● **THE RECORDS**:
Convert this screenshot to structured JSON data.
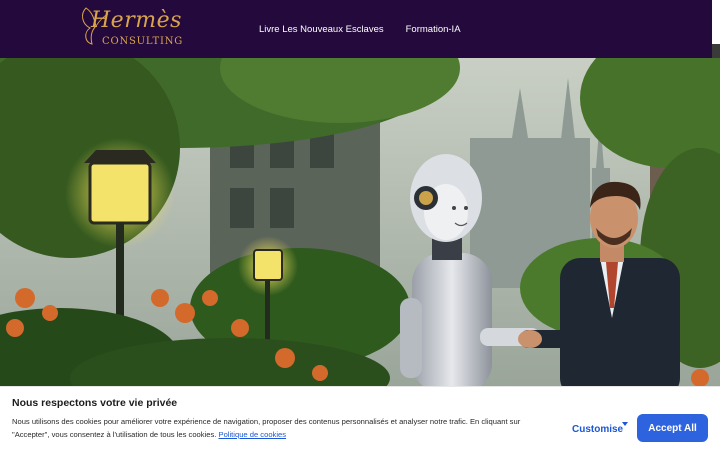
{
  "header": {
    "logo": {
      "script": "Hermès",
      "sub": "CONSULTING"
    },
    "nav": [
      {
        "label": "Livre Les Nouveaux Esclaves"
      },
      {
        "label": "Formation-IA"
      }
    ]
  },
  "hero": {
    "image": "robot-shaking-hands-with-businessman-in-garden-city"
  },
  "cookie": {
    "title": "Nous respectons votre vie privée",
    "text": "Nous utilisons des cookies pour améliorer votre expérience de navigation, proposer des contenus personnalisés et analyser notre trafic. En cliquant sur \"Accepter\", vous consentez à l'utilisation de tous les cookies.",
    "policy_link": "Politique de cookies",
    "customise_label": "Customise",
    "accept_label": "Accept All"
  },
  "colors": {
    "header_bg": "#24093d",
    "logo_gold": "#d9a54a",
    "accent_blue": "#2e63e0"
  }
}
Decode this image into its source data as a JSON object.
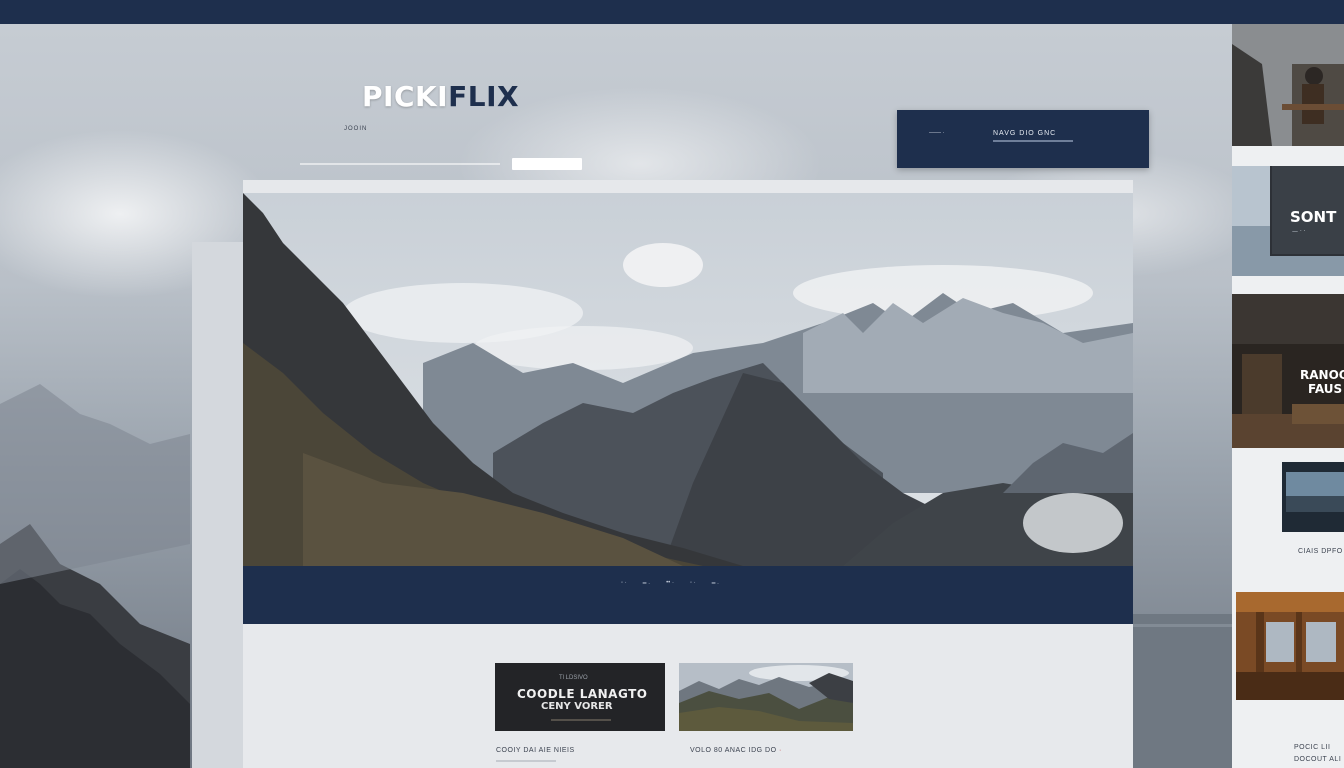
{
  "brand": {
    "logo_main": "PICKI",
    "logo_accent": "FLIX",
    "tagline": "JOOIN"
  },
  "cta": {
    "left_text": "—— ·",
    "right_text": "NAVG DIO GNC"
  },
  "hero_nav": [
    "◦ ·",
    "━ ·",
    "•• ·",
    "◦ ·",
    "━ ·"
  ],
  "cards": [
    {
      "kicker": "Tl LDSIVO",
      "title": "COODLE LANAGTO",
      "subtitle": "CENY VORER",
      "caption": "COOIY DAI AIE NIEIS"
    },
    {
      "caption": "VOLO 80 ANAC IDG",
      "caption_suffix": "DO",
      "caption_mark": "·"
    }
  ],
  "sidebar": [
    {
      "label": ""
    },
    {
      "label": "SONT",
      "sub": "— · ·"
    },
    {
      "label_line1": "RANOO",
      "label_line2": "FAUS"
    },
    {
      "caption": "CIAIS DPFO"
    },
    {
      "label": ""
    },
    {
      "caption_line1": "POCIC LII",
      "caption_line2": "DOCOUT ALI"
    }
  ],
  "colors": {
    "navy": "#1e2f4d",
    "panel": "#e6e8eb"
  }
}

● **STATED GOAL**: Write out the records above once more, word for word, with no pictures.

● **FINISHED ANSWER**:
Convert this screenshot to structured JSON data.
{
  "header": {
    "logo": {
      "script": "Hermès",
      "sub": "CONSULTING"
    },
    "nav": [
      {
        "label": "Livre Les Nouveaux Esclaves"
      },
      {
        "label": "Formation-IA"
      }
    ]
  },
  "hero": {
    "image": "robot-shaking-hands-with-businessman-in-garden-city"
  },
  "cookie": {
    "title": "Nous respectons votre vie privée",
    "text": "Nous utilisons des cookies pour améliorer votre expérience de navigation, proposer des contenus personnalisés et analyser notre trafic. En cliquant sur \"Accepter\", vous consentez à l'utilisation de tous les cookies.",
    "policy_link": "Politique de cookies",
    "customise_label": "Customise",
    "accept_label": "Accept All"
  },
  "colors": {
    "header_bg": "#24093d",
    "logo_gold": "#d9a54a",
    "accent_blue": "#2e63e0"
  }
}
Decode this image into its source data as a JSON object.
{
  "brand": {
    "logo_main": "PICKI",
    "logo_accent": "FLIX",
    "tagline": "JOOIN"
  },
  "cta": {
    "left_text": "—— ·",
    "right_text": "NAVG DIO GNC"
  },
  "hero_nav": [
    "◦ ·",
    "━ ·",
    "•• ·",
    "◦ ·",
    "━ ·"
  ],
  "cards": [
    {
      "kicker": "Tl LDSIVO",
      "title": "COODLE LANAGTO",
      "subtitle": "CENY VORER",
      "caption": "COOIY DAI AIE NIEIS"
    },
    {
      "caption": "VOLO 80 ANAC IDG",
      "caption_suffix": "DO",
      "caption_mark": "·"
    }
  ],
  "sidebar": [
    {
      "label": ""
    },
    {
      "label": "SONT",
      "sub": "— · ·"
    },
    {
      "label_line1": "RANOO",
      "label_line2": "FAUS"
    },
    {
      "caption": "CIAIS DPFO"
    },
    {
      "label": ""
    },
    {
      "caption_line1": "POCIC LII",
      "caption_line2": "DOCOUT ALI"
    }
  ],
  "colors": {
    "navy": "#1e2f4d",
    "panel": "#e6e8eb"
  }
}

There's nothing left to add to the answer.